Box coordinate listings:
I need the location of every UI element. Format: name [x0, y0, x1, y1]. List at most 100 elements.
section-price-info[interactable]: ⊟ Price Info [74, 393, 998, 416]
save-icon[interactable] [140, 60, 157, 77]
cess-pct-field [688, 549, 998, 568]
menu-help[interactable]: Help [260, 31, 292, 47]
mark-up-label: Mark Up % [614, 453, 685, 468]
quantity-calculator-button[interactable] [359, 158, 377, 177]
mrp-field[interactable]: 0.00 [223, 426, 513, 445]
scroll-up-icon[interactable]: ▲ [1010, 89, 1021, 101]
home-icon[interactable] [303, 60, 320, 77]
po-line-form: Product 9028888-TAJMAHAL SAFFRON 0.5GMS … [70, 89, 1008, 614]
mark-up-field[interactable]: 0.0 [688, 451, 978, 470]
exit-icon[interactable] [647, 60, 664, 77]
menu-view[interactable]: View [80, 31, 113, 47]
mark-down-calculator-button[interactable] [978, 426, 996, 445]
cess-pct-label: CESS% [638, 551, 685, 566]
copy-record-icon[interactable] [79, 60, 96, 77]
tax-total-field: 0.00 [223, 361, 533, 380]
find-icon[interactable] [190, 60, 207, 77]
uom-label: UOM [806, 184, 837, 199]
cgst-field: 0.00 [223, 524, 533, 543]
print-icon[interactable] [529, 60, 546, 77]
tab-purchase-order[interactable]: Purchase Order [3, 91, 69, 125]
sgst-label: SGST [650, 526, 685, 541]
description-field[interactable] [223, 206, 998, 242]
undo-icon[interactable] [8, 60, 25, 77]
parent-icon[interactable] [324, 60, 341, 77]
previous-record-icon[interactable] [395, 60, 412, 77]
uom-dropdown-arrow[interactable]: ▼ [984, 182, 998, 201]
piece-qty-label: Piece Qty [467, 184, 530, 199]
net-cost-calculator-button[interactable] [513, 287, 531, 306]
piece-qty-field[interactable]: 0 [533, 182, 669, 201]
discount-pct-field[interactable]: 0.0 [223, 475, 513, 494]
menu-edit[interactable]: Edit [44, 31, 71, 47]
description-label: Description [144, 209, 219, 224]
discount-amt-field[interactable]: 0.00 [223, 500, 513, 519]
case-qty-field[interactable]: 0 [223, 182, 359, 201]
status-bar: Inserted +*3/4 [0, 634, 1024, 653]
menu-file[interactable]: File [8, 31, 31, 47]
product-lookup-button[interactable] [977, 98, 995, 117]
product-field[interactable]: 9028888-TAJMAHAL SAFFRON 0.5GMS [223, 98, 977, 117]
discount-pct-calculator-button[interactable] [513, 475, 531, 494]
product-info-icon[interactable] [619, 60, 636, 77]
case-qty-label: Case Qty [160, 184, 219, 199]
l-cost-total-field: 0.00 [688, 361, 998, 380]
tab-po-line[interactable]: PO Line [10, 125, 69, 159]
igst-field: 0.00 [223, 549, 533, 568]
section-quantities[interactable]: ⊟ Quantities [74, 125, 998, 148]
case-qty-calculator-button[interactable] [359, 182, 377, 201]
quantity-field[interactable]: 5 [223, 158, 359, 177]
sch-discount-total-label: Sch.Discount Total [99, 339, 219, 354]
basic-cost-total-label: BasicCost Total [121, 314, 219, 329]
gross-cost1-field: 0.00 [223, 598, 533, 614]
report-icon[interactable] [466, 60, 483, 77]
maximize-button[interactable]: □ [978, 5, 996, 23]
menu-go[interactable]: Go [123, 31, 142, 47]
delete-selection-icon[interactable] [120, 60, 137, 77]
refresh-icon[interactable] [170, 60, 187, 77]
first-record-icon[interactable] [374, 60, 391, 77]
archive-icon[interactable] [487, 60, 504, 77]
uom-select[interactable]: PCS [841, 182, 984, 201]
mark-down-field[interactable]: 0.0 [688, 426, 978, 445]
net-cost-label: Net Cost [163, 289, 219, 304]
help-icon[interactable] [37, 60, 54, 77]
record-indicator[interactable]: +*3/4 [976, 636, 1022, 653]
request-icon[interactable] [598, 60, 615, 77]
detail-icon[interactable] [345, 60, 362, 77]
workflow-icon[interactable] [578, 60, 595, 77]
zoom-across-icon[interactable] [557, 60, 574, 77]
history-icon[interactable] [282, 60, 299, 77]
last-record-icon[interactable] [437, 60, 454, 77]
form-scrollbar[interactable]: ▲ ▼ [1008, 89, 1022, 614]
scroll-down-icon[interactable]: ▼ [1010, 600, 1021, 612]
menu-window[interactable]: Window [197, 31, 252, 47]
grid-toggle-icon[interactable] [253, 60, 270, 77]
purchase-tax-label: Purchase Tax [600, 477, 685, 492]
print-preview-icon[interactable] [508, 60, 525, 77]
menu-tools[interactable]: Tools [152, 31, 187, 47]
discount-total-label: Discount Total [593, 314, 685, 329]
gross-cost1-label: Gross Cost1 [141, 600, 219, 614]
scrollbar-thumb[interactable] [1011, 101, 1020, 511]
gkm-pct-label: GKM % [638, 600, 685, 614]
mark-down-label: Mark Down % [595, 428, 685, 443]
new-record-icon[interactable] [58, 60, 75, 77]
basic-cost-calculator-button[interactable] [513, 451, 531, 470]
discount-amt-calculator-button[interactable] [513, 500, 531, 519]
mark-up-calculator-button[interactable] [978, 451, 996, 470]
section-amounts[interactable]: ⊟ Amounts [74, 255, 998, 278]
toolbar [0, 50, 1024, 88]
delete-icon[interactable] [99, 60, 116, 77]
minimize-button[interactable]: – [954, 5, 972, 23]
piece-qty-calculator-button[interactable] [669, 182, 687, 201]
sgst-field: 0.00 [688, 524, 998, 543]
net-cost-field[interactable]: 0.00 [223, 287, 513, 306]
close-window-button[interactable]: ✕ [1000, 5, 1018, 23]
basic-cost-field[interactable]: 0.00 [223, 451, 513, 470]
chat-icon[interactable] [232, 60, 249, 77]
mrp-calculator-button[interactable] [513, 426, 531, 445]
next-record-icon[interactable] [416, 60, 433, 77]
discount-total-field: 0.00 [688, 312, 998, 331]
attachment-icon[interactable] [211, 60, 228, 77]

▶ SET TASK
Count the lines in the rows above that contain the string "case". Give only the number.

▶ SOLVED PROBLEM
3